(Saved data entries)
— begin —

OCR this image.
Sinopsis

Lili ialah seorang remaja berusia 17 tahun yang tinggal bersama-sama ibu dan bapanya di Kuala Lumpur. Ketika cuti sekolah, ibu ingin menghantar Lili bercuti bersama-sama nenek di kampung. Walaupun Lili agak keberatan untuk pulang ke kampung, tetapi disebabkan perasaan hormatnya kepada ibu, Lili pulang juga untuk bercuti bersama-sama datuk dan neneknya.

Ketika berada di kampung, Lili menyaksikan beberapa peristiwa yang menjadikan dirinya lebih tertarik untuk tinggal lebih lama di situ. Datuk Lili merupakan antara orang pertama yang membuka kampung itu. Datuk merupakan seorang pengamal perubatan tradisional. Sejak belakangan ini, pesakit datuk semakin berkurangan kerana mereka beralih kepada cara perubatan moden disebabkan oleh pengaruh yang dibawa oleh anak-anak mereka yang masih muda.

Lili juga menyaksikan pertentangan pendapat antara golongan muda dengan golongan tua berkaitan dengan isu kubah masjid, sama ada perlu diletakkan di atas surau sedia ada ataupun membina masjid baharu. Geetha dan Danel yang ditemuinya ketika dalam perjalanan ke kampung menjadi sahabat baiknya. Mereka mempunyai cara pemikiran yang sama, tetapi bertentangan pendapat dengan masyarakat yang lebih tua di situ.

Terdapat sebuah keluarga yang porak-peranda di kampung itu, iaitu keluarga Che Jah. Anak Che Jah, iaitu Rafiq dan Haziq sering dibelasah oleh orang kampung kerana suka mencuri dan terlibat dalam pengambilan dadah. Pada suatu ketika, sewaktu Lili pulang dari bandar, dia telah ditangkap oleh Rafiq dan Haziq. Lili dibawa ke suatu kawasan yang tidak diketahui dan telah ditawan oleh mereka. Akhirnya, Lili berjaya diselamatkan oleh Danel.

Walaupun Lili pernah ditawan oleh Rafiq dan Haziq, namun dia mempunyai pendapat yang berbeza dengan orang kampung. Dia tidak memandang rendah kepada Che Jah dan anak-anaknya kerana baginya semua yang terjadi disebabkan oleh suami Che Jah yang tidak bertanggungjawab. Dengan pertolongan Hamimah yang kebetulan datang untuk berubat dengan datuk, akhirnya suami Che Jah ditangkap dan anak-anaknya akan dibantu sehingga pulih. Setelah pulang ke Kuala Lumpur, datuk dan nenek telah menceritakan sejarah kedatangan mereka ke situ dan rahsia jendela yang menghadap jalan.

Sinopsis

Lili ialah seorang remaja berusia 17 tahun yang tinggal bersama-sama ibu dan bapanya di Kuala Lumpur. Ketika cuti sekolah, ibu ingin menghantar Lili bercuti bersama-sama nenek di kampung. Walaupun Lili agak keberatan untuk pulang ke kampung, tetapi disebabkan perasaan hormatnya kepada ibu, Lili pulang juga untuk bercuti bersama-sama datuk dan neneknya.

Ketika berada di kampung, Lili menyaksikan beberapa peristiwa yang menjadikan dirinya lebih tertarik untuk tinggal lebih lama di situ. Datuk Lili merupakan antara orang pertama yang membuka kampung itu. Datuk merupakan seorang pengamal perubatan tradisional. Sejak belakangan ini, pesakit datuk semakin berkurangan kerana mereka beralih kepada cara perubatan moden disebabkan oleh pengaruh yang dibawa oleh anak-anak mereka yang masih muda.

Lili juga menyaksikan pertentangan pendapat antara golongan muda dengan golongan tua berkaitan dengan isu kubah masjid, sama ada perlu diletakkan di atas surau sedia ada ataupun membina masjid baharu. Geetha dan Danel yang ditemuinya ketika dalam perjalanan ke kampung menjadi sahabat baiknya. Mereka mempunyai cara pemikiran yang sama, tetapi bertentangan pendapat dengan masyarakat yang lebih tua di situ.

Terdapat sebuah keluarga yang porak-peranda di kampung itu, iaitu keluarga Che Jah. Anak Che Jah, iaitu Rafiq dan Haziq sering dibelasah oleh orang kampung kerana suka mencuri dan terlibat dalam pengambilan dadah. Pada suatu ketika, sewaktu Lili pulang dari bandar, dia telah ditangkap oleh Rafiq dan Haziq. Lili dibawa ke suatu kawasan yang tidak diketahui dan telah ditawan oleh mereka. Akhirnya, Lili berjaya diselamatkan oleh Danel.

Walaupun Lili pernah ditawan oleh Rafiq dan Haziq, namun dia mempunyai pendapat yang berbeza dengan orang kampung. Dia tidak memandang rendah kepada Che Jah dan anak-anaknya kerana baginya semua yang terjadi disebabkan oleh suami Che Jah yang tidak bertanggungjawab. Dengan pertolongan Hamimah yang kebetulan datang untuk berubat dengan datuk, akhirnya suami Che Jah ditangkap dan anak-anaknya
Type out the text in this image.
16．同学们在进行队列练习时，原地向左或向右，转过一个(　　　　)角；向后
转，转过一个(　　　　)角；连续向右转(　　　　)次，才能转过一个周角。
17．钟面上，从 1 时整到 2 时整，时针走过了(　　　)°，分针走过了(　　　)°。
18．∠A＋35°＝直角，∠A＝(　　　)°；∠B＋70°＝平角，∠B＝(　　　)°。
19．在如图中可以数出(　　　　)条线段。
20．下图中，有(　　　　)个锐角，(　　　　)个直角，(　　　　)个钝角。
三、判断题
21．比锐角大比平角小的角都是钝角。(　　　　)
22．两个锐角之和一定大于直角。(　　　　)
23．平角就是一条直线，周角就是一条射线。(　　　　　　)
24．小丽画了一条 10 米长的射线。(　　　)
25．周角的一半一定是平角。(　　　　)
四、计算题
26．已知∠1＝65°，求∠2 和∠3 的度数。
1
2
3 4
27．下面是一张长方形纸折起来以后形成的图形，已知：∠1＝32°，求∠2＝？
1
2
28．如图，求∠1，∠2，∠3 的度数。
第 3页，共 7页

— end —

What is required — Pull out every line containing "ditawan".

Answer —
Terdapat sebuah keluarga yang porak-peranda di kampung itu, iaitu keluarga Che Jah. Anak Che Jah, iaitu Rafiq dan Haziq sering dibelasah oleh orang kampung kerana suka mencuri dan terlibat dalam pengambilan dadah. Pada suatu ketika, sewaktu Lili pulang dari bandar, dia telah ditangkap oleh Rafiq dan Haziq. Lili dibawa ke suatu kawasan yang tidak diketahui dan telah ditawan oleh mereka. Akhirnya, Lili berjaya diselamatkan oleh Danel.
Walaupun Lili pernah ditawan oleh Rafiq dan Haziq, namun dia mempunyai pendapat yang berbeza dengan orang kampung. Dia tidak memandang rendah kepada Che Jah dan anak-anaknya kerana baginya semua yang terjadi disebabkan oleh suami Che Jah yang tidak bertanggungjawab. Dengan pertolongan Hamimah yang kebetulan datang untuk berubat dengan datuk, akhirnya suami Che Jah ditangkap dan anak-anaknya akan dibantu sehingga pulih. Setelah pulang ke Kuala Lumpur, datuk dan nenek telah menceritakan sejarah kedatangan mereka ke situ dan rahsia jendela yang menghadap jalan.
Terdapat sebuah keluarga yang porak-peranda di kampung itu, iaitu keluarga Che Jah. Anak Che Jah, iaitu Rafiq dan Haziq sering dibelasah oleh orang kampung kerana suka mencuri dan terlibat dalam pengambilan dadah. Pada suatu ketika, sewaktu Lili pulang dari bandar, dia telah ditangkap oleh Rafiq dan Haziq. Lili dibawa ke suatu kawasan yang tidak diketahui dan telah ditawan oleh mereka. Akhirnya, Lili berjaya diselamatkan oleh Danel.
Walaupun Lili pernah ditawan oleh Rafiq dan Haziq, namun dia mempunyai pendapat yang berbeza dengan orang kampung. Dia tidak memandang rendah kepada Che Jah dan anak-anaknya kerana baginya semua yang terjadi disebabkan oleh suami Che Jah yang tidak bertanggungjawab. Dengan pertolongan Hamimah yang kebetulan datang untuk berubat dengan datuk, akhirnya suami Che Jah ditangkap dan anak-anaknya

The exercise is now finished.